**Work to complete:** Without the pictures, can you quote each line below exactly?

**Data excerpts:**
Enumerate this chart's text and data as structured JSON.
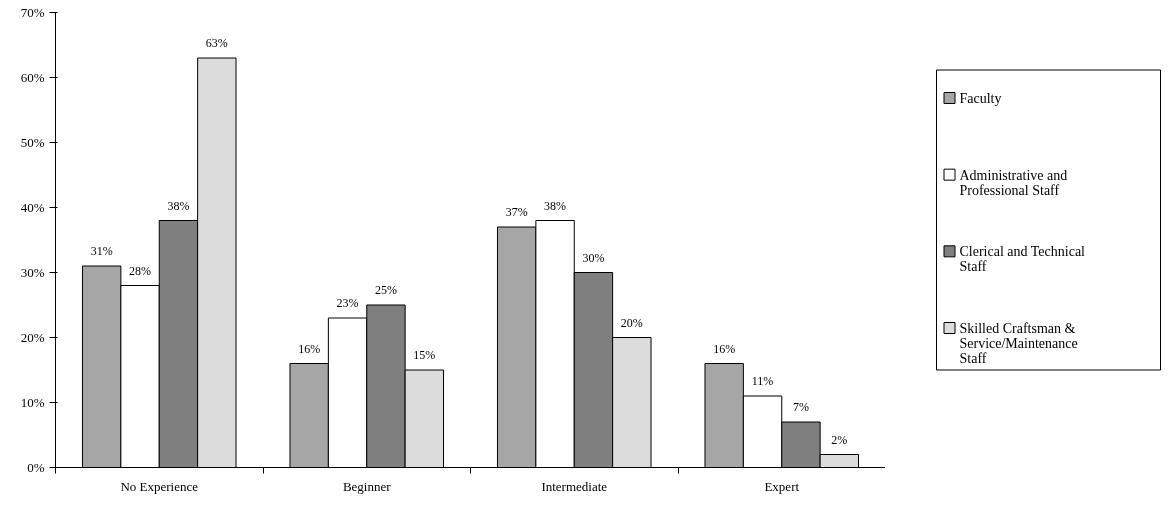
{
  "chart_data": {
    "type": "bar",
    "categories": [
      "No Experience",
      "Beginner",
      "Intermediate",
      "Expert"
    ],
    "series": [
      {
        "name": "Faculty",
        "color": "#a6a6a6",
        "values": [
          31,
          16,
          37,
          16
        ],
        "value_labels": [
          "31%",
          "16%",
          "37%",
          "16%"
        ]
      },
      {
        "name": "Administrative and Professional Staff",
        "color": "#ffffff",
        "values": [
          28,
          23,
          38,
          11
        ],
        "value_labels": [
          "28%",
          "23%",
          "38%",
          "11%"
        ]
      },
      {
        "name": "Clerical and Technical Staff",
        "color": "#7f7f7f",
        "values": [
          38,
          25,
          30,
          7
        ],
        "value_labels": [
          "38%",
          "25%",
          "30%",
          "7%"
        ]
      },
      {
        "name": "Skilled Craftsman & Service/Maintenance Staff",
        "color": "#dcdcdc",
        "values": [
          63,
          15,
          20,
          2
        ],
        "value_labels": [
          "63%",
          "15%",
          "20%",
          "2%"
        ]
      }
    ],
    "ylim": [
      0,
      70
    ],
    "yticks": [
      {
        "value": 0,
        "label": "0%"
      },
      {
        "value": 10,
        "label": "10%"
      },
      {
        "value": 20,
        "label": "20%"
      },
      {
        "value": 30,
        "label": "30%"
      },
      {
        "value": 40,
        "label": "40%"
      },
      {
        "value": 50,
        "label": "50%"
      },
      {
        "value": 60,
        "label": "60%"
      },
      {
        "value": 70,
        "label": "70%"
      }
    ],
    "grid": false,
    "legend": "right"
  }
}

**Answer for the task:**
Enumerate this chart's text and data as structured JSON.
{
  "chart_data": {
    "type": "bar",
    "categories": [
      "No Experience",
      "Beginner",
      "Intermediate",
      "Expert"
    ],
    "series": [
      {
        "name": "Faculty",
        "color": "#a6a6a6",
        "values": [
          31,
          16,
          37,
          16
        ],
        "value_labels": [
          "31%",
          "16%",
          "37%",
          "16%"
        ]
      },
      {
        "name": "Administrative and Professional Staff",
        "color": "#ffffff",
        "values": [
          28,
          23,
          38,
          11
        ],
        "value_labels": [
          "28%",
          "23%",
          "38%",
          "11%"
        ]
      },
      {
        "name": "Clerical and Technical Staff",
        "color": "#7f7f7f",
        "values": [
          38,
          25,
          30,
          7
        ],
        "value_labels": [
          "38%",
          "25%",
          "30%",
          "7%"
        ]
      },
      {
        "name": "Skilled Craftsman & Service/Maintenance Staff",
        "color": "#dcdcdc",
        "values": [
          63,
          15,
          20,
          2
        ],
        "value_labels": [
          "63%",
          "15%",
          "20%",
          "2%"
        ]
      }
    ],
    "ylim": [
      0,
      70
    ],
    "yticks": [
      {
        "value": 0,
        "label": "0%"
      },
      {
        "value": 10,
        "label": "10%"
      },
      {
        "value": 20,
        "label": "20%"
      },
      {
        "value": 30,
        "label": "30%"
      },
      {
        "value": 40,
        "label": "40%"
      },
      {
        "value": 50,
        "label": "50%"
      },
      {
        "value": 60,
        "label": "60%"
      },
      {
        "value": 70,
        "label": "70%"
      }
    ],
    "grid": false,
    "legend": "right"
  }
}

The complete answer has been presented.